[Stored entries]

= = = = =

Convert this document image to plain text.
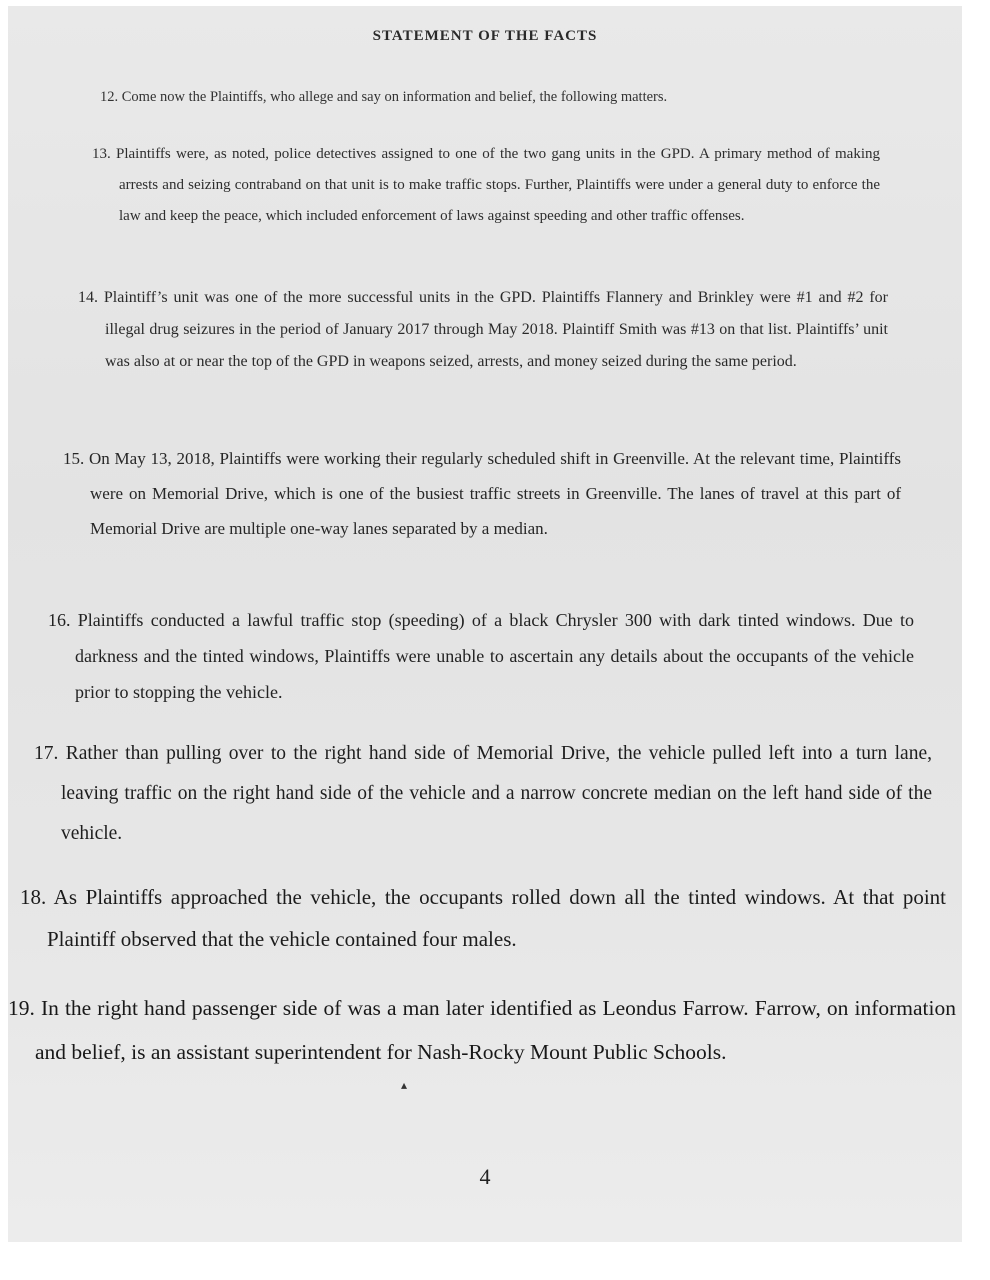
STATEMENT OF THE FACTS

12. Come now the Plaintiffs, who allege and say on information and belief, the following matters.

13. Plaintiffs were, as noted, police detectives assigned to one of the two gang units in the GPD. A primary method of making arrests and seizing contraband on that unit is to make traffic stops. Further, Plaintiffs were under a general duty to enforce the law and keep the peace, which included enforcement of laws against speeding and other traffic offenses.

14. Plaintiff’s unit was one of the more successful units in the GPD. Plaintiffs Flannery and Brinkley were #1 and #2 for illegal drug seizures in the period of January 2017 through May 2018. Plaintiff Smith was #13 on that list. Plaintiffs’ unit was also at or near the top of the GPD in weapons seized, arrests, and money seized during the same period.

15. On May 13, 2018, Plaintiffs were working their regularly scheduled shift in Greenville. At the relevant time, Plaintiffs were on Memorial Drive, which is one of the busiest traffic streets in Greenville. The lanes of travel at this part of Memorial Drive are multiple one-way lanes separated by a median.

16. Plaintiffs conducted a lawful traffic stop (speeding) of a black Chrysler 300 with dark tinted windows. Due to darkness and the tinted windows, Plaintiffs were unable to ascertain any details about the occupants of the vehicle prior to stopping the vehicle.

17. Rather than pulling over to the right hand side of Memorial Drive, the vehicle pulled left into a turn lane, leaving traffic on the right hand side of the vehicle and a narrow concrete median on the left hand side of the vehicle.

18. As Plaintiffs approached the vehicle, the occupants rolled down all the tinted windows. At that point Plaintiff observed that the vehicle contained four males.

19. In the right hand passenger side of was a man later identified as Leondus Farrow. Farrow, on information and belief, is an assistant superintendent for Nash-Rocky Mount Public Schools.

▴
4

= = = = =

— INSTRUCTIONS FOR THE TASK —
Your task is to set down the records shown above exactly, minus any pictures.

— OUTPUT —
Convert this document image to plain text.
STATEMENT OF THE FACTS

12. Come now the Plaintiffs, who allege and say on information and belief, the following matters.

13. Plaintiffs were, as noted, police detectives assigned to one of the two gang units in the GPD. A primary method of making arrests and seizing contraband on that unit is to make traffic stops. Further, Plaintiffs were under a general duty to enforce the law and keep the peace, which included enforcement of laws against speeding and other traffic offenses.

14. Plaintiff’s unit was one of the more successful units in the GPD. Plaintiffs Flannery and Brinkley were #1 and #2 for illegal drug seizures in the period of January 2017 through May 2018. Plaintiff Smith was #13 on that list. Plaintiffs’ unit was also at or near the top of the GPD in weapons seized, arrests, and money seized during the same period.

15. On May 13, 2018, Plaintiffs were working their regularly scheduled shift in Greenville. At the relevant time, Plaintiffs were on Memorial Drive, which is one of the busiest traffic streets in Greenville. The lanes of travel at this part of Memorial Drive are multiple one-way lanes separated by a median.

16. Plaintiffs conducted a lawful traffic stop (speeding) of a black Chrysler 300 with dark tinted windows. Due to darkness and the tinted windows, Plaintiffs were unable to ascertain any details about the occupants of the vehicle prior to stopping the vehicle.

17. Rather than pulling over to the right hand side of Memorial Drive, the vehicle pulled left into a turn lane, leaving traffic on the right hand side of the vehicle and a narrow concrete median on the left hand side of the vehicle.

18. As Plaintiffs approached the vehicle, the occupants rolled down all the tinted windows. At that point Plaintiff observed that the vehicle contained four males.

19. In the right hand passenger side of was a man later identified as Leondus Farrow. Farrow, on information and belief, is an assistant superintendent for Nash-Rocky Mount Public Schools.

▴
4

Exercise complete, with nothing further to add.